| Work to do |
Each line containing the word "SRMTID" should be found and copied.

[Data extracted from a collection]

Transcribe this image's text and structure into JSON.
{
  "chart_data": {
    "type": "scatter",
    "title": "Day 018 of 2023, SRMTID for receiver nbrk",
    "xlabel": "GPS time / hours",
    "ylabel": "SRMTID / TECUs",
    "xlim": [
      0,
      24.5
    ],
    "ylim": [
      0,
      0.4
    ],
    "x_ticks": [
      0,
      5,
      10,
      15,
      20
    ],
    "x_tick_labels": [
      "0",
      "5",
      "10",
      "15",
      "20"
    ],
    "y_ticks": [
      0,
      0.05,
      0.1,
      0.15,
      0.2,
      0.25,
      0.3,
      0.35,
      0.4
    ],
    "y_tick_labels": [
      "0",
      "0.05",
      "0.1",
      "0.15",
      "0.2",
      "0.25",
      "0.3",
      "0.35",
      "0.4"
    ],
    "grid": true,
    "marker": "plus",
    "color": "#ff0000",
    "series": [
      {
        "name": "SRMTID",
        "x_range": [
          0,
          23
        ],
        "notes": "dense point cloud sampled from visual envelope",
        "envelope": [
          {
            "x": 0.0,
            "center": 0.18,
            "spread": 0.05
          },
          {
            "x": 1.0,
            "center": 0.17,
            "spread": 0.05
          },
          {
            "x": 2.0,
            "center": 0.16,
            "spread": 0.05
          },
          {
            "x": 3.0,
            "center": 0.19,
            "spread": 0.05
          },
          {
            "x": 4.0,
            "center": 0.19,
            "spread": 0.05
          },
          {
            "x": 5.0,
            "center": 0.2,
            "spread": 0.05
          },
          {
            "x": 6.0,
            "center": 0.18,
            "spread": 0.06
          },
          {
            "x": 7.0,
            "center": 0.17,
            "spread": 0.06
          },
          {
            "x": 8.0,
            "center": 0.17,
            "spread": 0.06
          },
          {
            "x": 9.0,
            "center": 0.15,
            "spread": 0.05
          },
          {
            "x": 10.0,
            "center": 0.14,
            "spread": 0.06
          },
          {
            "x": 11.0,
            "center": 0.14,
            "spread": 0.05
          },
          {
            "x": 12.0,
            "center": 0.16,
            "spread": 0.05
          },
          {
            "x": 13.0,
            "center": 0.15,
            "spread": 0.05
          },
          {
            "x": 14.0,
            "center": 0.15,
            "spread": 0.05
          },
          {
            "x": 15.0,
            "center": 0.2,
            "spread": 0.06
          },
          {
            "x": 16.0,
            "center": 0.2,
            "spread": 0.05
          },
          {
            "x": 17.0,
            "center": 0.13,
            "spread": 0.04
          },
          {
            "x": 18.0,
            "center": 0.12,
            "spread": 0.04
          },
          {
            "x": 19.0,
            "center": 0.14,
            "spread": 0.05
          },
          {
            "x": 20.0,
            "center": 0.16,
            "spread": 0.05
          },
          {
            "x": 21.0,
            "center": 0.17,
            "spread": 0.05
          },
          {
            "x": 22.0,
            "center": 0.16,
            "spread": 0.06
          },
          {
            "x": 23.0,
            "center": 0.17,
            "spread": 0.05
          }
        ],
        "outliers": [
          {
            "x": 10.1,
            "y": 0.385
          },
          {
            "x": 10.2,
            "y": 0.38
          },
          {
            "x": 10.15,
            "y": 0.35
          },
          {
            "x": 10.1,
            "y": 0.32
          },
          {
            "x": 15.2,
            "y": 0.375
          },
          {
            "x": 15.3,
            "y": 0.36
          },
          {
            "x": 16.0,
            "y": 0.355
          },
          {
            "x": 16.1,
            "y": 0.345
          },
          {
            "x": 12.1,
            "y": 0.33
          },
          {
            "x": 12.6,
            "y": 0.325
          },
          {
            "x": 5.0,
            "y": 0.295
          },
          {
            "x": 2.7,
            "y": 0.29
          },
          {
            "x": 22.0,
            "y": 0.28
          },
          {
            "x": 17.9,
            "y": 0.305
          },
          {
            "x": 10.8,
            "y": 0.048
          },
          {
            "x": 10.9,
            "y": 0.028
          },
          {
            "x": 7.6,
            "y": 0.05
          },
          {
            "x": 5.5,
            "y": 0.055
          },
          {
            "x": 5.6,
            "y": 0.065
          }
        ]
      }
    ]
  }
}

| Answer to the exercise |
    "title": "Day 018 of 2023, SRMTID for receiver nbrk",
    "ylabel": "SRMTID / TECUs",
        "name": "SRMTID",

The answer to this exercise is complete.